Goal
Please copy the records word for word, from their first line through the line that contains "799, 721, 811]", and stop there.

Supplied records
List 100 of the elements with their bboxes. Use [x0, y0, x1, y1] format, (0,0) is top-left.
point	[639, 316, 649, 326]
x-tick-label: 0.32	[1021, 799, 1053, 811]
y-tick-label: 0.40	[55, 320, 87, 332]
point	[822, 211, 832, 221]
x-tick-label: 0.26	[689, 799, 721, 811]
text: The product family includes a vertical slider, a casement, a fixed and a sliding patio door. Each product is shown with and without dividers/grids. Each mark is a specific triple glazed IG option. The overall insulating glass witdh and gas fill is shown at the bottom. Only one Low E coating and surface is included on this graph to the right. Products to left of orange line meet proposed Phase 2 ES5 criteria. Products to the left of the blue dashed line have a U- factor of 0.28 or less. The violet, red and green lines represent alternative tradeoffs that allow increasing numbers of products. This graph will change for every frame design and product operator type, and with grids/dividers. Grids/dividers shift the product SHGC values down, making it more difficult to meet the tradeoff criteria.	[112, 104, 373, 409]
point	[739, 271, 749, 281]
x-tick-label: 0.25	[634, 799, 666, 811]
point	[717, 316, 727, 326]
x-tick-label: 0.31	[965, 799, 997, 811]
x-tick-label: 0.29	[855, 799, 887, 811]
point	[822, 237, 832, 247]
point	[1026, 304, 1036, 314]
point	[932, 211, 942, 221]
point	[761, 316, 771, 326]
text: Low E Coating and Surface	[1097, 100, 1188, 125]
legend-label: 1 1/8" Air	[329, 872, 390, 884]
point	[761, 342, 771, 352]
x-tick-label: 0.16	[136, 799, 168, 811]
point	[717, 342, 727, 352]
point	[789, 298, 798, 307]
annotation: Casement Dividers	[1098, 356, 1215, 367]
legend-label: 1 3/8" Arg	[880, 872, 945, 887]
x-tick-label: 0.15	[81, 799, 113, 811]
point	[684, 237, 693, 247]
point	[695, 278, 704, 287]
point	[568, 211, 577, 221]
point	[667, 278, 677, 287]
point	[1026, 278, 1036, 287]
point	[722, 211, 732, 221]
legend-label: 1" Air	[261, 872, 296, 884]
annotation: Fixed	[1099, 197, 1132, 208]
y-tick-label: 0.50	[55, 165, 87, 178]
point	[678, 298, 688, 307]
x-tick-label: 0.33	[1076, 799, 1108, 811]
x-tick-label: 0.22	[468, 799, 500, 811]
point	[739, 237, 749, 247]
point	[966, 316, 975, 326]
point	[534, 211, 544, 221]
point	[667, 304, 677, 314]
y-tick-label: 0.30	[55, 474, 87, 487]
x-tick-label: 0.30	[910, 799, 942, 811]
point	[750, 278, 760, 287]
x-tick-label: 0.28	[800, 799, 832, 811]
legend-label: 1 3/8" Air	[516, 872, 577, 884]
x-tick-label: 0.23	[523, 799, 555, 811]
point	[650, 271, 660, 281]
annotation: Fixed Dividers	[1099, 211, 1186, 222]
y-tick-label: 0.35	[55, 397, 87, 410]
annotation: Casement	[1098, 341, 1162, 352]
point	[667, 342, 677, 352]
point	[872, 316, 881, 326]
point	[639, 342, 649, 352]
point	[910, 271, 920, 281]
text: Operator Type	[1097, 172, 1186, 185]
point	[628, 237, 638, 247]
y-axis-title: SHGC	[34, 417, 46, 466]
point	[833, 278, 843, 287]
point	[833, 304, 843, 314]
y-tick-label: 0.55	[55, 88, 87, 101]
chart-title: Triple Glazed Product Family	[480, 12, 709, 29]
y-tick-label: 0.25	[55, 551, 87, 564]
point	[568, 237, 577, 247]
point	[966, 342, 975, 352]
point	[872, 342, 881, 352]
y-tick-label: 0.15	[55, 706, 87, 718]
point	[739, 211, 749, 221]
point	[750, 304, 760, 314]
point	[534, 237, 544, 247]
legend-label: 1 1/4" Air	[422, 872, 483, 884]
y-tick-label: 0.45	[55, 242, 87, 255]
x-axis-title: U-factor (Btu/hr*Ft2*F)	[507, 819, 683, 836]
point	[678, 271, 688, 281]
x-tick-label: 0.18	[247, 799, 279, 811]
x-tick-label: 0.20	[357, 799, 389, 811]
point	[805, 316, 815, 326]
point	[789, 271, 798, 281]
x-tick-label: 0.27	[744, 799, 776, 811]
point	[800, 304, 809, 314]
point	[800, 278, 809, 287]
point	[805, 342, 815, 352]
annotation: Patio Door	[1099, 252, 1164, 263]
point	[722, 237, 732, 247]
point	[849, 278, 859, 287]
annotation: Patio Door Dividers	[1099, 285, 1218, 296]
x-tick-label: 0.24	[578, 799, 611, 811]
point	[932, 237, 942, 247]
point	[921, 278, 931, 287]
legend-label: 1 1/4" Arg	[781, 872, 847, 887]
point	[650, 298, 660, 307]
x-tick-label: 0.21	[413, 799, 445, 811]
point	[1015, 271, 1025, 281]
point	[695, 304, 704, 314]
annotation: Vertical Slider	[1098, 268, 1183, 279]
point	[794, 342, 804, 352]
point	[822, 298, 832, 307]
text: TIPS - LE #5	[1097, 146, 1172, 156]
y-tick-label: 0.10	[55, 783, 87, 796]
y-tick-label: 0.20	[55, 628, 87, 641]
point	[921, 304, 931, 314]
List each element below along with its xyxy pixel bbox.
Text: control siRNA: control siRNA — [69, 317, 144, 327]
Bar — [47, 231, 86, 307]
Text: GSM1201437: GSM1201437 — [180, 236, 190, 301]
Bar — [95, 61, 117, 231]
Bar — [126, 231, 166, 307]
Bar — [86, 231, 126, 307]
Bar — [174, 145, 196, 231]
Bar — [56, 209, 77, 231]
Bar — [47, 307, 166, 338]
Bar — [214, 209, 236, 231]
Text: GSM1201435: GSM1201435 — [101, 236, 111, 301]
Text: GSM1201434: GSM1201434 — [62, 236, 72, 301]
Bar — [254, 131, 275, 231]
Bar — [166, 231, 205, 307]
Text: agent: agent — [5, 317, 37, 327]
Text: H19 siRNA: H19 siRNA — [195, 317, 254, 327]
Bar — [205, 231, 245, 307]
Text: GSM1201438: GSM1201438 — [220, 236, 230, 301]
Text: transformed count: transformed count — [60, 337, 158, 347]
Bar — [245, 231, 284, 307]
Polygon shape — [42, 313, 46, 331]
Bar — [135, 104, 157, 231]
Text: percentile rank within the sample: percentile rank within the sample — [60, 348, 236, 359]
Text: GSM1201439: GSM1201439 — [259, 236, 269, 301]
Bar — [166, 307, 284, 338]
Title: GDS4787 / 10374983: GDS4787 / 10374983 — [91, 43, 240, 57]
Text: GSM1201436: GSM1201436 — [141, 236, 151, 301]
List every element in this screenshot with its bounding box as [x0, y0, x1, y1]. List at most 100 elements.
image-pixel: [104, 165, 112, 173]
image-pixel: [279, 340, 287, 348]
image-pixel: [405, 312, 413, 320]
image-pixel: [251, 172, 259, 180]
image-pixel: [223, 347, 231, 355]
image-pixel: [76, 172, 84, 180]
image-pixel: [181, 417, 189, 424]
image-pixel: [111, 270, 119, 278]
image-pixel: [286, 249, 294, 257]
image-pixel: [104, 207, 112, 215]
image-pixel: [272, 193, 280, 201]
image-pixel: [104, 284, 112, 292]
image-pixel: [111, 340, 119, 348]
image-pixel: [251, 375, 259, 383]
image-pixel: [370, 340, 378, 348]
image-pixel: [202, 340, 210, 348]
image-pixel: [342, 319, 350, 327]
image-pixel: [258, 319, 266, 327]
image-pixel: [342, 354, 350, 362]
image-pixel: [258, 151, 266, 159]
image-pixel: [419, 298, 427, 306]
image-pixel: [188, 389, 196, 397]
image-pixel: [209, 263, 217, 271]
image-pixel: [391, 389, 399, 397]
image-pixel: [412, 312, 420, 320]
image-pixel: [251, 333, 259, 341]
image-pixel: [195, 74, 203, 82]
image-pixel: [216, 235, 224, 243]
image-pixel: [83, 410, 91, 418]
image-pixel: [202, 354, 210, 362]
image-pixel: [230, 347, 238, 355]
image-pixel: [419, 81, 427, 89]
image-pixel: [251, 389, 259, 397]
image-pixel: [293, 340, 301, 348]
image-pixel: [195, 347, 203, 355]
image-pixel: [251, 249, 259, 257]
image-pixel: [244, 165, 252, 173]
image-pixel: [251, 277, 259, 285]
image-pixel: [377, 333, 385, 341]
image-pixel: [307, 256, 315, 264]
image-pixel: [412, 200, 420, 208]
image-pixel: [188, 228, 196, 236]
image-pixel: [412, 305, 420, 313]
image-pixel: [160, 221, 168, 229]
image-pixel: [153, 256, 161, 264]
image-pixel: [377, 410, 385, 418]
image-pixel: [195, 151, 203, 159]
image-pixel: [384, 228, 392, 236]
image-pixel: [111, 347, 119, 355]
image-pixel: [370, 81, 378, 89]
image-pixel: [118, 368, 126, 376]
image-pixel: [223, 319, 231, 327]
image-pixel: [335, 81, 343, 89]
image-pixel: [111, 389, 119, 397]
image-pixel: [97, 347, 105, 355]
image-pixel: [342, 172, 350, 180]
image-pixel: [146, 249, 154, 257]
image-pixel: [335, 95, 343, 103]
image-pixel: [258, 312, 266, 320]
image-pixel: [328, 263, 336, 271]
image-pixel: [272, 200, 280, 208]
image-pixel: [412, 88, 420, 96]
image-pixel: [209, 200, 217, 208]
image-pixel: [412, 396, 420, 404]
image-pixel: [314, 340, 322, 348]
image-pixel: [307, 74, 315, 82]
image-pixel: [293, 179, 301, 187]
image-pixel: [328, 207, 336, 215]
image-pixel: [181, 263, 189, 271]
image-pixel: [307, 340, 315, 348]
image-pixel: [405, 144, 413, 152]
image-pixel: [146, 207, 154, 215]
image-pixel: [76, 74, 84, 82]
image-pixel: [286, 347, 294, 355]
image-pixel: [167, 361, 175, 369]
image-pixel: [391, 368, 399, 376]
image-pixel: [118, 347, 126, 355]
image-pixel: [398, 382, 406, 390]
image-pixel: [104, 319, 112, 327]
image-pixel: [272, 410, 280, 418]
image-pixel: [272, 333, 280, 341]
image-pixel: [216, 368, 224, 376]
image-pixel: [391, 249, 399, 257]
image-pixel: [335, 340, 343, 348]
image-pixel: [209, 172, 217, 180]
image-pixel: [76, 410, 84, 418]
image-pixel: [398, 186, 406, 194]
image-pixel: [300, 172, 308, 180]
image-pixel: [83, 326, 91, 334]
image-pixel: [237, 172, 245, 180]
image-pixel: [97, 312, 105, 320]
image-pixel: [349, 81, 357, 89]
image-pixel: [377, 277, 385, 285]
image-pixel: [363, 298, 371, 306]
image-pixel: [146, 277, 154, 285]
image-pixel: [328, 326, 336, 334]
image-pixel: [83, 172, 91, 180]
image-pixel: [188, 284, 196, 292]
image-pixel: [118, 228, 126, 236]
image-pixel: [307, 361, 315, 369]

Result for this task
List 100 of the elements with their bboxes. Use [x0, y0, x1, y1] format, (0,0) is top-left.
point	[639, 316, 649, 326]
x-tick-label: 0.32	[1021, 799, 1053, 811]
y-tick-label: 0.40	[55, 320, 87, 332]
point	[822, 211, 832, 221]
x-tick-label: 0.26	[689, 799, 721, 811]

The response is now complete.